[Records from a collection of figures]

══════════════════════════════

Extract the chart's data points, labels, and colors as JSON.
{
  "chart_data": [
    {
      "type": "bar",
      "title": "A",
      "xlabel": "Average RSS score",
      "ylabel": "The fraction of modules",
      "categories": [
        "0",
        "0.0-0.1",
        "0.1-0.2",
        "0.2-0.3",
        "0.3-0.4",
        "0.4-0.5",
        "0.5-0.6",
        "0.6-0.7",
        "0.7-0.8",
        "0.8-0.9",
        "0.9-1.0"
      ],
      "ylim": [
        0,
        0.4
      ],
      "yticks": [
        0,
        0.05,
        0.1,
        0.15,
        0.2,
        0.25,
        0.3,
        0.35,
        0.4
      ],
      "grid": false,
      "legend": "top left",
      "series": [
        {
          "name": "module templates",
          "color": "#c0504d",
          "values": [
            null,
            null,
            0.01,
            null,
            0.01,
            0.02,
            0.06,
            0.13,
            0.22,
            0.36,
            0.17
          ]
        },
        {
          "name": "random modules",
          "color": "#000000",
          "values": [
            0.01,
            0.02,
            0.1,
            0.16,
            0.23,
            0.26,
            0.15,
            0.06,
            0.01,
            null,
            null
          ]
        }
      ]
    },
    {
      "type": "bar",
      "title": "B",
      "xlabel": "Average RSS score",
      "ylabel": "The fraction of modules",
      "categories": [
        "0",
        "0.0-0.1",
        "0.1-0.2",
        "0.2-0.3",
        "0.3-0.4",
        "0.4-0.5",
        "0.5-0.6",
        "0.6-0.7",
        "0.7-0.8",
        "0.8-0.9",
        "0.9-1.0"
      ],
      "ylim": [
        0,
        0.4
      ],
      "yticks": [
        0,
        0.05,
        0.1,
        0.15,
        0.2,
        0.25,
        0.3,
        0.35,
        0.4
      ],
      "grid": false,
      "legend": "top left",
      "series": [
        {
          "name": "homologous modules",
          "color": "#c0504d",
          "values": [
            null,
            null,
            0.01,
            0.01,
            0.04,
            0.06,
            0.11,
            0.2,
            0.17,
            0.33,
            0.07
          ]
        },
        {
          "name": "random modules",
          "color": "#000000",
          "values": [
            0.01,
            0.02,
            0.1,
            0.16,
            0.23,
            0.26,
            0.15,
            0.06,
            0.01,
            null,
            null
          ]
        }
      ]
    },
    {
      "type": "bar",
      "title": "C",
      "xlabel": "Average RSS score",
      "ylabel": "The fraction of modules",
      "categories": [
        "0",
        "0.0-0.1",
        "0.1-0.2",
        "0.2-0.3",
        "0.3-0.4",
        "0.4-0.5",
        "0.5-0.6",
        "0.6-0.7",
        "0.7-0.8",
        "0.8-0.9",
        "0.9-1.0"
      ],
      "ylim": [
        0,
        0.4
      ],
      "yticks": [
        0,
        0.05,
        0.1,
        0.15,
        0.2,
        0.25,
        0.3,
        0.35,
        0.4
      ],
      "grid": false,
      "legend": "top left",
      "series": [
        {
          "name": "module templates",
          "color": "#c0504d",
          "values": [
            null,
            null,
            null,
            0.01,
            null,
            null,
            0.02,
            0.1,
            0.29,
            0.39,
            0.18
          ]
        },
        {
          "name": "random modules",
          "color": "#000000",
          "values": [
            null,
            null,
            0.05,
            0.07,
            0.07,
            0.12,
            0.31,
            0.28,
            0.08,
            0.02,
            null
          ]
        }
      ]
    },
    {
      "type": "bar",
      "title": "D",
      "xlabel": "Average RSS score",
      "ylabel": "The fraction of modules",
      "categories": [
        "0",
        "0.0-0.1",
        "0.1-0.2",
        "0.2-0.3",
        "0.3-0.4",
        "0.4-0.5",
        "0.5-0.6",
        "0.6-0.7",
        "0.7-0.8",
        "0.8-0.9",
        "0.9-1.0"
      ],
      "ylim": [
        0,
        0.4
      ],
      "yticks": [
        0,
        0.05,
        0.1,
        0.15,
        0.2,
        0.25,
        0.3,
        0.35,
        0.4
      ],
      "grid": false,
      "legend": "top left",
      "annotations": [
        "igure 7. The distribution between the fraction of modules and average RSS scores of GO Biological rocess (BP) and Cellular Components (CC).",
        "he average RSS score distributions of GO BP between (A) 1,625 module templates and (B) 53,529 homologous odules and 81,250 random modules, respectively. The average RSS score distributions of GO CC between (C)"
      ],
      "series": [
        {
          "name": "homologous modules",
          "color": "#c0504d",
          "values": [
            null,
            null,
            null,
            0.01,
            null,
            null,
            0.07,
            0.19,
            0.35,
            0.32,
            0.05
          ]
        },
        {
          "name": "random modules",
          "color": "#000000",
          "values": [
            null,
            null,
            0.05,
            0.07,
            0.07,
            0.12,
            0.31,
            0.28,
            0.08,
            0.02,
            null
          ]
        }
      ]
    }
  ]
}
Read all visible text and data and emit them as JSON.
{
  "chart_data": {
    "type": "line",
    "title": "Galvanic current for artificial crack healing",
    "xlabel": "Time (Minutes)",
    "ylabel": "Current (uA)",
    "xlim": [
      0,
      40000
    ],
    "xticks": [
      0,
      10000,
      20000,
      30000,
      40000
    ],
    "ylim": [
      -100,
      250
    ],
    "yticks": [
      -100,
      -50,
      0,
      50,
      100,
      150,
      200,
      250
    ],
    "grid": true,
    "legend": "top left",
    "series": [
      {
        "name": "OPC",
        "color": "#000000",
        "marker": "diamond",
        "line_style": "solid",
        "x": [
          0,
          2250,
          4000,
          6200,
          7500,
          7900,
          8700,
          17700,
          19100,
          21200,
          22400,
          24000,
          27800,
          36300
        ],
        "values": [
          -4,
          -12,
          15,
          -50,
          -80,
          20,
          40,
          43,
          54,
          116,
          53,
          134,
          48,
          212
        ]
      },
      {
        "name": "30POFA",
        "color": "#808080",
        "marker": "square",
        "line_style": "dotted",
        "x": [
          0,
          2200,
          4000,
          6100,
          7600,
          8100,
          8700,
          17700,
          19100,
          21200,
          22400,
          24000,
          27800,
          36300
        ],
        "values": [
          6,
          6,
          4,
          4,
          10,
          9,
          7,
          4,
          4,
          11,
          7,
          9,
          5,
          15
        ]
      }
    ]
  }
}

══════════════════════════════

**EXERCISE DIRECTIONS**
Copy, character for character, the lines from the line that holds "Read all visible" through the final line of the records above.

**TASK RESULT**
Read all visible text and data and emit them as JSON.
{
  "chart_data": {
    "type": "line",
    "title": "Galvanic current for artificial crack healing",
    "xlabel": "Time (Minutes)",
    "ylabel": "Current (uA)",
    "xlim": [
      0,
      40000
    ],
    "xticks": [
      0,
      10000,
      20000,
      30000,
      40000
    ],
    "ylim": [
      -100,
      250
    ],
    "yticks": [
      -100,
      -50,
      0,
      50,
      100,
      150,
      200,
      250
    ],
    "grid": true,
    "legend": "top left",
    "series": [
      {
        "name": "OPC",
        "color": "#000000",
        "marker": "diamond",
        "line_style": "solid",
        "x": [
          0,
          2250,
          4000,
          6200,
          7500,
          7900,
          8700,
          17700,
          19100,
          21200,
          22400,
          24000,
          27800,
          36300
        ],
        "values": [
          -4,
          -12,
          15,
          -50,
          -80,
          20,
          40,
          43,
          54,
          116,
          53,
          134,
          48,
          212
        ]
      },
      {
        "name": "30POFA",
        "color": "#808080",
        "marker": "square",
        "line_style": "dotted",
        "x": [
          0,
          2200,
          4000,
          6100,
          7600,
          8100,
          8700,
          17700,
          19100,
          21200,
          22400,
          24000,
          27800,
          36300
        ],
        "values": [
          6,
          6,
          4,
          4,
          10,
          9,
          7,
          4,
          4,
          11,
          7,
          9,
          5,
          15
        ]
      }
    ]
  }
}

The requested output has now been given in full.